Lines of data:
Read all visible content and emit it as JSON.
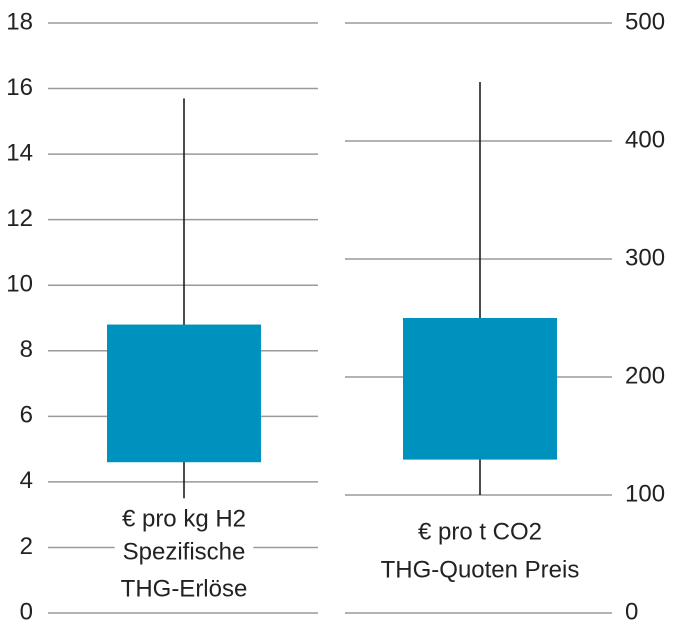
{
  "chart_data": [
    {
      "type": "box",
      "label_lines": [
        "€ pro kg H2",
        "Spezifische",
        "THG-Erlöse"
      ],
      "whisker_low": 3.5,
      "box_low": 4.6,
      "box_high": 8.8,
      "whisker_high": 15.7,
      "ylim": [
        0,
        18
      ],
      "yticks": [
        0,
        2,
        4,
        6,
        8,
        10,
        12,
        14,
        16,
        18
      ],
      "axis_side": "left",
      "color": "#0092bf"
    },
    {
      "type": "box",
      "label_lines": [
        "€ pro t CO2",
        "THG-Quoten Preis"
      ],
      "whisker_low": 100,
      "box_low": 130,
      "box_high": 250,
      "whisker_high": 450,
      "ylim": [
        0,
        500
      ],
      "yticks": [
        0,
        100,
        200,
        300,
        400,
        500
      ],
      "axis_side": "right",
      "color": "#0092bf"
    }
  ]
}
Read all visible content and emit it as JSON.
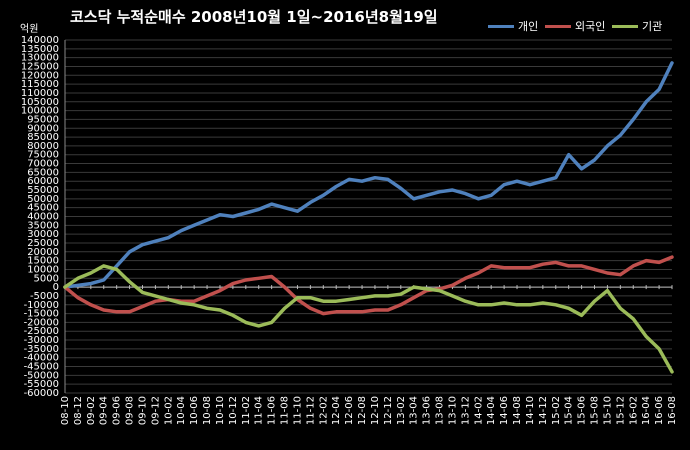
{
  "chart_data": {
    "type": "line",
    "title": "코스닥  누적순매수 2008년10월 1일~2016년8월19일",
    "ylabel": "억원",
    "ylim": [
      -60000,
      140000
    ],
    "ytick_step": 5000,
    "grid": true,
    "legend_position": "top-right",
    "categories": [
      "08-10",
      "08-12",
      "09-02",
      "09-04",
      "09-06",
      "09-08",
      "09-10",
      "09-12",
      "10-02",
      "10-04",
      "10-06",
      "10-08",
      "10-10",
      "10-12",
      "11-02",
      "11-04",
      "11-06",
      "11-08",
      "11-10",
      "11-12",
      "12-02",
      "12-04",
      "12-06",
      "12-08",
      "12-10",
      "12-12",
      "13-02",
      "13-04",
      "13-06",
      "13-08",
      "13-10",
      "13-12",
      "14-02",
      "14-04",
      "14-06",
      "14-08",
      "14-10",
      "14-12",
      "15-02",
      "15-04",
      "15-06",
      "15-08",
      "15-10",
      "15-12",
      "16-02",
      "16-04",
      "16-06",
      "16-08"
    ],
    "series": [
      {
        "name": "개인",
        "color": "#4f81bd",
        "values": [
          0,
          1000,
          2000,
          4000,
          12000,
          20000,
          24000,
          26000,
          28000,
          32000,
          35000,
          38000,
          41000,
          40000,
          42000,
          44000,
          47000,
          45000,
          43000,
          48000,
          52000,
          57000,
          61000,
          60000,
          62000,
          61000,
          56000,
          50000,
          52000,
          54000,
          55000,
          53000,
          50000,
          52000,
          58000,
          60000,
          58000,
          60000,
          62000,
          75000,
          67000,
          72000,
          80000,
          86000,
          95000,
          105000,
          112000,
          127000
        ]
      },
      {
        "name": "외국인",
        "color": "#c0504d",
        "values": [
          0,
          -6000,
          -10000,
          -13000,
          -14000,
          -14000,
          -11000,
          -8000,
          -7000,
          -8000,
          -8000,
          -5000,
          -2000,
          2000,
          4000,
          5000,
          6000,
          0,
          -7000,
          -12000,
          -15000,
          -14000,
          -14000,
          -14000,
          -13000,
          -13000,
          -10000,
          -6000,
          -2000,
          -1000,
          1000,
          5000,
          8000,
          12000,
          11000,
          11000,
          11000,
          13000,
          14000,
          12000,
          12000,
          10000,
          8000,
          7000,
          12000,
          15000,
          14000,
          17000
        ]
      },
      {
        "name": "기관",
        "color": "#9bbb59",
        "values": [
          0,
          5000,
          8000,
          12000,
          10000,
          3000,
          -3000,
          -5000,
          -7000,
          -9000,
          -10000,
          -12000,
          -13000,
          -16000,
          -20000,
          -22000,
          -20000,
          -12000,
          -6000,
          -6000,
          -8000,
          -8000,
          -7000,
          -6000,
          -5000,
          -5000,
          -4000,
          0,
          -1000,
          -2000,
          -5000,
          -8000,
          -10000,
          -10000,
          -9000,
          -10000,
          -10000,
          -9000,
          -10000,
          -12000,
          -16000,
          -8000,
          -2000,
          -12000,
          -18000,
          -28000,
          -35000,
          -48000
        ]
      }
    ]
  }
}
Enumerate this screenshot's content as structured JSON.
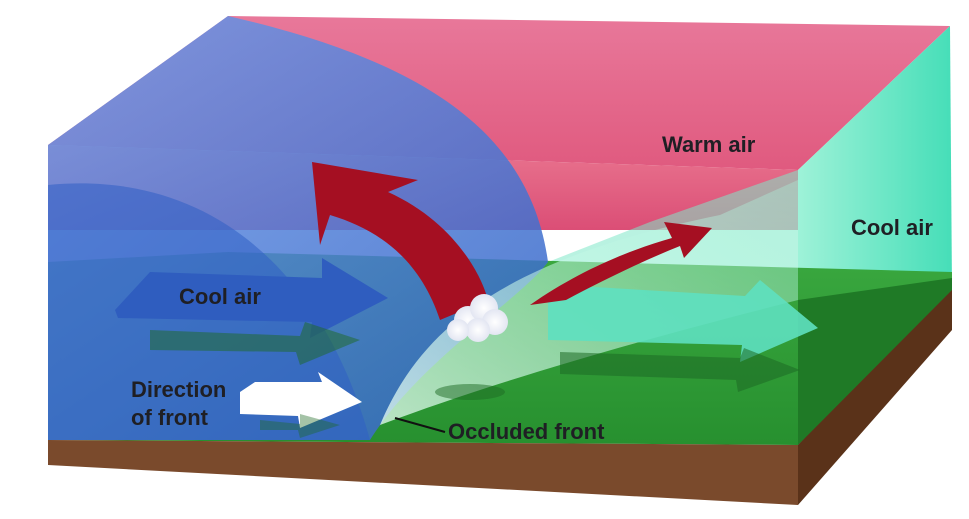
{
  "labels": {
    "warm_air": "Warm air",
    "cool_air_right": "Cool air",
    "cool_air_left": "Cool air",
    "direction_line1": "Direction",
    "direction_line2": "of front",
    "occluded_front": "Occluded front"
  },
  "colors": {
    "warm_air": "#e5688c",
    "cool_air_left": "#3e6fd0",
    "cool_air_right": "#4fe0bd",
    "ground": "#2e9a36",
    "soil": "#7a4a2c",
    "warm_arrow": "#a50f22",
    "direction_arrow": "#ffffff"
  }
}
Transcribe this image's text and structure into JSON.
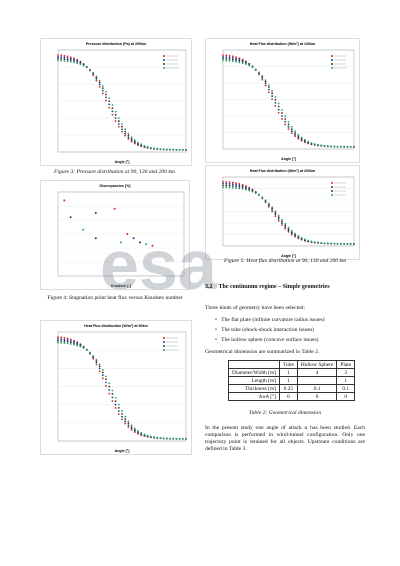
{
  "figures": [
    {
      "title": "Pressure distribution (Pa) at 200km",
      "xlabel": "Angle [°]"
    },
    {
      "title": "Discrepancies [%]",
      "xlabel": "Knudsen [-]"
    },
    {
      "title": "Heat Flux distribution (W/m²) at 90km",
      "xlabel": "Angle [°]"
    },
    {
      "title": "Heat Flux distribution (W/m²) at 130km",
      "xlabel": "Angle [°]"
    },
    {
      "title": "Heat Flux distribution (W/m²) at 200km",
      "xlabel": "Angle [°]"
    }
  ],
  "captions": {
    "fig3": "Figure 3: Pressure distribution at 90, 130 and 200 km",
    "fig4": "Figure 4: Stagnation point heat flux versus Knudsen number",
    "fig5": "Figure 5: Heat flux distribution at 90, 130 and 200 km",
    "table2": "Table 2: Geometrical dimension"
  },
  "watermark": "esa",
  "section": {
    "number": "3.2",
    "title": "The continuum regime – Simple geometries"
  },
  "paragraphs": [
    "Three kinds of geometry have been selected:",
    "Geometrical dimension are summarized in Table 2.",
    "In the present study one angle of attack α has been studied. Each comparison is performed in wind-tunnel configuration. Only one trajectory point is retained for all objects. Upstream conditions are defined in Table 3."
  ],
  "bullets": [
    "The flat plate (infinite curvature radius issues)",
    "The tube (shock-shock interaction issues)",
    "The hollow sphere (concave surface issues)"
  ],
  "table": {
    "header": [
      "",
      "Tube",
      "Hollow Sphere",
      "Plate"
    ],
    "rows": [
      [
        "Diameter/Width [m]",
        "1",
        "4",
        "3"
      ],
      [
        "Length [m]",
        "1",
        "",
        "1"
      ],
      [
        "Thickness [m]",
        "0.25",
        "0.1",
        "0.1"
      ],
      [
        "AoA [°]",
        "0",
        "0",
        "0"
      ]
    ]
  }
}
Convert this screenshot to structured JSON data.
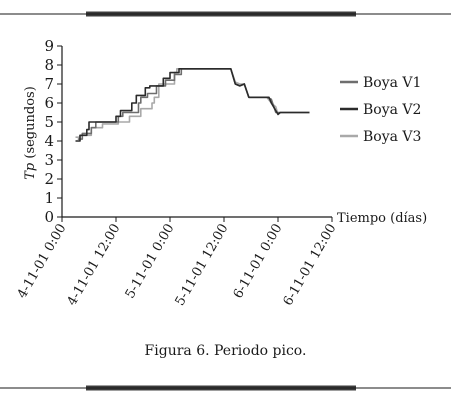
{
  "caption": "Figura 6. Periodo pico.",
  "chart_data": {
    "type": "line",
    "xlabel": "Tiempo (días)",
    "ylabel_italic": "Tp",
    "ylabel_rest": " (segundos)",
    "ylim": [
      0,
      9
    ],
    "yticks": [
      0,
      1,
      2,
      3,
      4,
      5,
      6,
      7,
      8,
      9
    ],
    "xlim": [
      0,
      60
    ],
    "xticks": [
      {
        "x": 0,
        "label": "4-11-01 0:00"
      },
      {
        "x": 12,
        "label": "4-11-01 12:00"
      },
      {
        "x": 24,
        "label": "5-11-01 0:00"
      },
      {
        "x": 36,
        "label": "5-11-01 12:00"
      },
      {
        "x": 48,
        "label": "6-11-01 0:00"
      },
      {
        "x": 60,
        "label": "6-11-01 12:00"
      }
    ],
    "legend_position": "right",
    "series": [
      {
        "name": "Boya V1",
        "color": "#6e6e6e",
        "points": [
          [
            3.5,
            4.1
          ],
          [
            4.5,
            4.1
          ],
          [
            4.5,
            4.4
          ],
          [
            6.5,
            4.4
          ],
          [
            6.5,
            4.7
          ],
          [
            7.5,
            4.7
          ],
          [
            7.5,
            5.0
          ],
          [
            12.5,
            5.0
          ],
          [
            12.5,
            5.3
          ],
          [
            13.5,
            5.3
          ],
          [
            13.5,
            5.5
          ],
          [
            17,
            5.5
          ],
          [
            17,
            6.0
          ],
          [
            17.5,
            6.0
          ],
          [
            17.5,
            6.3
          ],
          [
            19,
            6.3
          ],
          [
            19,
            6.5
          ],
          [
            21,
            6.5
          ],
          [
            21,
            6.9
          ],
          [
            23,
            6.9
          ],
          [
            23,
            7.2
          ],
          [
            25,
            7.2
          ],
          [
            25,
            7.5
          ],
          [
            26.5,
            7.5
          ],
          [
            26.5,
            7.8
          ],
          [
            37.5,
            7.8
          ],
          [
            38.5,
            7.0
          ],
          [
            39.5,
            6.9
          ],
          [
            40.5,
            7.0
          ],
          [
            41.5,
            6.3
          ],
          [
            45.5,
            6.3
          ],
          [
            46.5,
            6.2
          ],
          [
            47.5,
            5.5
          ],
          [
            48.5,
            5.5
          ],
          [
            55,
            5.5
          ]
        ]
      },
      {
        "name": "Boya V2",
        "color": "#2b2b2b",
        "points": [
          [
            3,
            4.0
          ],
          [
            4,
            4.0
          ],
          [
            4,
            4.3
          ],
          [
            5.5,
            4.3
          ],
          [
            5.5,
            4.6
          ],
          [
            6,
            4.6
          ],
          [
            6,
            5.0
          ],
          [
            12,
            5.0
          ],
          [
            12,
            5.3
          ],
          [
            13,
            5.3
          ],
          [
            13,
            5.6
          ],
          [
            15.5,
            5.6
          ],
          [
            15.5,
            6.0
          ],
          [
            16.5,
            6.0
          ],
          [
            16.5,
            6.4
          ],
          [
            18.5,
            6.4
          ],
          [
            18.5,
            6.8
          ],
          [
            19.5,
            6.8
          ],
          [
            19.5,
            6.9
          ],
          [
            22.5,
            6.9
          ],
          [
            22.5,
            7.3
          ],
          [
            24,
            7.3
          ],
          [
            24,
            7.6
          ],
          [
            26,
            7.6
          ],
          [
            26,
            7.8
          ],
          [
            37.5,
            7.8
          ],
          [
            38.5,
            7.0
          ],
          [
            39.5,
            6.9
          ],
          [
            40.5,
            7.0
          ],
          [
            41.5,
            6.3
          ],
          [
            46,
            6.3
          ],
          [
            46.5,
            6.0
          ],
          [
            47.5,
            5.6
          ],
          [
            48,
            5.4
          ],
          [
            48.5,
            5.5
          ],
          [
            55,
            5.5
          ]
        ]
      },
      {
        "name": "Boya V3",
        "color": "#a9a9a9",
        "points": [
          [
            3,
            4.2
          ],
          [
            4,
            4.2
          ],
          [
            4,
            4.3
          ],
          [
            6.5,
            4.3
          ],
          [
            6.5,
            4.7
          ],
          [
            9,
            4.7
          ],
          [
            9,
            4.9
          ],
          [
            12.5,
            4.9
          ],
          [
            12.5,
            5.0
          ],
          [
            15,
            5.0
          ],
          [
            15,
            5.3
          ],
          [
            17.5,
            5.3
          ],
          [
            17.5,
            5.7
          ],
          [
            20,
            5.7
          ],
          [
            20,
            6.0
          ],
          [
            20.5,
            6.0
          ],
          [
            20.5,
            6.3
          ],
          [
            21.5,
            6.3
          ],
          [
            21.5,
            7.0
          ],
          [
            25,
            7.0
          ],
          [
            25,
            7.6
          ],
          [
            25.5,
            7.6
          ],
          [
            25.5,
            7.8
          ],
          [
            37.5,
            7.8
          ],
          [
            38.5,
            7.1
          ],
          [
            39.5,
            7.0
          ],
          [
            40.5,
            7.0
          ],
          [
            41.5,
            6.3
          ],
          [
            45.5,
            6.3
          ],
          [
            46.5,
            6.0
          ],
          [
            47.5,
            5.8
          ],
          [
            48,
            5.4
          ],
          [
            48.5,
            5.5
          ],
          [
            55,
            5.5
          ]
        ]
      }
    ]
  }
}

» The exercise
In the listing above, locate each line with "structured" and copy it.

» The reply
Enumerate this screenshot's content as structured JSON.
Convert this screenshot to structured JSON data.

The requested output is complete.